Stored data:
--- START ---

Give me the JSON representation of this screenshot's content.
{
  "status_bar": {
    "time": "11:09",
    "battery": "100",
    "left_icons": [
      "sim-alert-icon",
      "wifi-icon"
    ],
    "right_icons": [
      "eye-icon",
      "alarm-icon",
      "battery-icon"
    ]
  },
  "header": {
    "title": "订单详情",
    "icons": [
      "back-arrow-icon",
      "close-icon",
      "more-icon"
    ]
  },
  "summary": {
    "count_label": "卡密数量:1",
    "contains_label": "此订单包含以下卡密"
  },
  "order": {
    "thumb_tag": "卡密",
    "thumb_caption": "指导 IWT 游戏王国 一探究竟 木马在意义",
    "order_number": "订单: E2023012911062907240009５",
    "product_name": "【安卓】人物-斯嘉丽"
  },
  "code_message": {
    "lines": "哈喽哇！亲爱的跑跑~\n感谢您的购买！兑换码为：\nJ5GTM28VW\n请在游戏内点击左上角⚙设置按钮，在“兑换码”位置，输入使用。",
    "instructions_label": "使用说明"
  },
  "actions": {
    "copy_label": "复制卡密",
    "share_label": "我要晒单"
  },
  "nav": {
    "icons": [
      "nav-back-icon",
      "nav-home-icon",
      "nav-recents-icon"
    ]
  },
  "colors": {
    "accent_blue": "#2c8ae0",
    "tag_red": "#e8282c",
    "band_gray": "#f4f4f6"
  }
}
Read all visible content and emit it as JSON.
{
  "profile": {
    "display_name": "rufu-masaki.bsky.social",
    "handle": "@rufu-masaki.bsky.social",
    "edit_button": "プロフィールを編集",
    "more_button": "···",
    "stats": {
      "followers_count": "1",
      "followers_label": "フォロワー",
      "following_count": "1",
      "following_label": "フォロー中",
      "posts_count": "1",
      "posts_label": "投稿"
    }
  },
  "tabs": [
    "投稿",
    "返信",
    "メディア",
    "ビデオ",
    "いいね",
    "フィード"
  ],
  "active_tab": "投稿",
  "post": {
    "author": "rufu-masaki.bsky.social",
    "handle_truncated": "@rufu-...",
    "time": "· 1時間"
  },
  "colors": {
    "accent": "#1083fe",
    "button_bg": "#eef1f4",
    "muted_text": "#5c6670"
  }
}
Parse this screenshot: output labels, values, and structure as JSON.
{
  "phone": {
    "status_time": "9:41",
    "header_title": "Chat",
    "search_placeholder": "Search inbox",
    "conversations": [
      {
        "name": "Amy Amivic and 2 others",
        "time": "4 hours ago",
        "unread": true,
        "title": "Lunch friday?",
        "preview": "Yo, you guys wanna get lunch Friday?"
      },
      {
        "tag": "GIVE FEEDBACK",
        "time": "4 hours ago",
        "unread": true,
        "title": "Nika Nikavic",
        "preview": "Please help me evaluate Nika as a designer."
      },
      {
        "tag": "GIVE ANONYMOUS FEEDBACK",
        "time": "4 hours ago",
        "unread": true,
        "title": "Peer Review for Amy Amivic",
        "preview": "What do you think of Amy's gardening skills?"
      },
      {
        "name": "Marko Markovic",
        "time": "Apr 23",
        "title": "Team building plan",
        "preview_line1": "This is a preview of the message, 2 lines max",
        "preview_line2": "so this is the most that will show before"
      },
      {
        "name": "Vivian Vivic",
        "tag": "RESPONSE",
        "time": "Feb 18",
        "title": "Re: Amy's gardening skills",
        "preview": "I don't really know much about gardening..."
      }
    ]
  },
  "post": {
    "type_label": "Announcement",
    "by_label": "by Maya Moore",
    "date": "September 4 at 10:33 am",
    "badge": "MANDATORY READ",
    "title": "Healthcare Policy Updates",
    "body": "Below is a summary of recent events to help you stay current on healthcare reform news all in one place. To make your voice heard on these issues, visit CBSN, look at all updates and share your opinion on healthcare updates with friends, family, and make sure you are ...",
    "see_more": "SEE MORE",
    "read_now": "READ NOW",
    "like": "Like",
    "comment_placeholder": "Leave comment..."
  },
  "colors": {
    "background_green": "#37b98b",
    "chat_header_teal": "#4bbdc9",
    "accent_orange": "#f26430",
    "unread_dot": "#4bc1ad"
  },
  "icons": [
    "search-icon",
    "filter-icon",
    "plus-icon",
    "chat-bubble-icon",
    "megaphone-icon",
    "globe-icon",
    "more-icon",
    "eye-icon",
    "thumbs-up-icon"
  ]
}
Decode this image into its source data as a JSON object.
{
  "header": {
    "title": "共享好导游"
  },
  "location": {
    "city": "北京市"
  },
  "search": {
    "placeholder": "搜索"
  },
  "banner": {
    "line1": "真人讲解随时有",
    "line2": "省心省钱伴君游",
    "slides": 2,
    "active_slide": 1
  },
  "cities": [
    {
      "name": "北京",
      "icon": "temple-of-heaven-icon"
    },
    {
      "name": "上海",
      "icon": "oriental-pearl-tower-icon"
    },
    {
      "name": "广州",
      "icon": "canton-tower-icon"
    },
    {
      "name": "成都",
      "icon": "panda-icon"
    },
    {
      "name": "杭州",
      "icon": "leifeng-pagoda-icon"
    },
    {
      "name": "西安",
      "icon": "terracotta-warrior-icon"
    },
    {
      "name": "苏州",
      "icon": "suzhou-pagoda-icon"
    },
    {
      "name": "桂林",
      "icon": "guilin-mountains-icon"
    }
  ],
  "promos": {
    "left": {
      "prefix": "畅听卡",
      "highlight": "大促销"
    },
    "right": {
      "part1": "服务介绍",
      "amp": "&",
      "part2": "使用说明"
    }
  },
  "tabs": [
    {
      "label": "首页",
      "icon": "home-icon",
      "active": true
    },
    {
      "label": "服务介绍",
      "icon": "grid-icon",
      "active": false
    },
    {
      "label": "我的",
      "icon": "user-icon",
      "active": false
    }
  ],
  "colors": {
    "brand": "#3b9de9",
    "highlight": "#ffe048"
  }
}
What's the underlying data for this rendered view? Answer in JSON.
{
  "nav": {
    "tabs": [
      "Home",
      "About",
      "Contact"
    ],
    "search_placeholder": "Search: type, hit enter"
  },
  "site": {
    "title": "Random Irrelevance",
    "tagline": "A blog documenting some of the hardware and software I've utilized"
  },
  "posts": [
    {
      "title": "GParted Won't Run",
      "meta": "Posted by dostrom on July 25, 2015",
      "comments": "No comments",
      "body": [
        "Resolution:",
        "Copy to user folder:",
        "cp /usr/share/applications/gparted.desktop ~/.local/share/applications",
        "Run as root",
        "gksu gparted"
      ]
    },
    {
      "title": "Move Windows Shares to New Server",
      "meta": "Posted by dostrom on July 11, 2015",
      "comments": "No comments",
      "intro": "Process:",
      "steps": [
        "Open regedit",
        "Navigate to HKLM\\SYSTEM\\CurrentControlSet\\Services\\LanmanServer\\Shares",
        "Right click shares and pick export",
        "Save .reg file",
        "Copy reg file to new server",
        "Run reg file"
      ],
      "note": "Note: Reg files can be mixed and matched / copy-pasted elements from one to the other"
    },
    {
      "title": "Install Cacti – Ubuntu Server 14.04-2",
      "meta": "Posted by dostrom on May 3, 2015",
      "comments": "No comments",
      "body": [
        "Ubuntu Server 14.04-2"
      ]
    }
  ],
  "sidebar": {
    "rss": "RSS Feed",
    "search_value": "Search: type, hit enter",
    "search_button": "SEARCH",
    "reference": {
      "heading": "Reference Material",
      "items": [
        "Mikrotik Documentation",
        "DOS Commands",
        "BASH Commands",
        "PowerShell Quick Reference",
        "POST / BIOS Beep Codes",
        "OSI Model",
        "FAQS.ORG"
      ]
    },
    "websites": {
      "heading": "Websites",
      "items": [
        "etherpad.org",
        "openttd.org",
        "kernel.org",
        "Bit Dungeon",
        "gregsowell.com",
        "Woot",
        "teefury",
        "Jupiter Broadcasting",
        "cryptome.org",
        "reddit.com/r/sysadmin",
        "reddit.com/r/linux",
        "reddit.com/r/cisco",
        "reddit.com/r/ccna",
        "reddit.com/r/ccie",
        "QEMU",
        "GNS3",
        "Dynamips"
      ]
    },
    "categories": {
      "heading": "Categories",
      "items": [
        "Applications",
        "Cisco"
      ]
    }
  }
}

--- END ---

**TASK:**
Identify all lines in the records above with the word "dostrom".

**CORRECT RESPONSE:**
      "meta": "Posted by dostrom on July 25, 2015",
      "meta": "Posted by dostrom on July 11, 2015",
      "meta": "Posted by dostrom on May 3, 2015",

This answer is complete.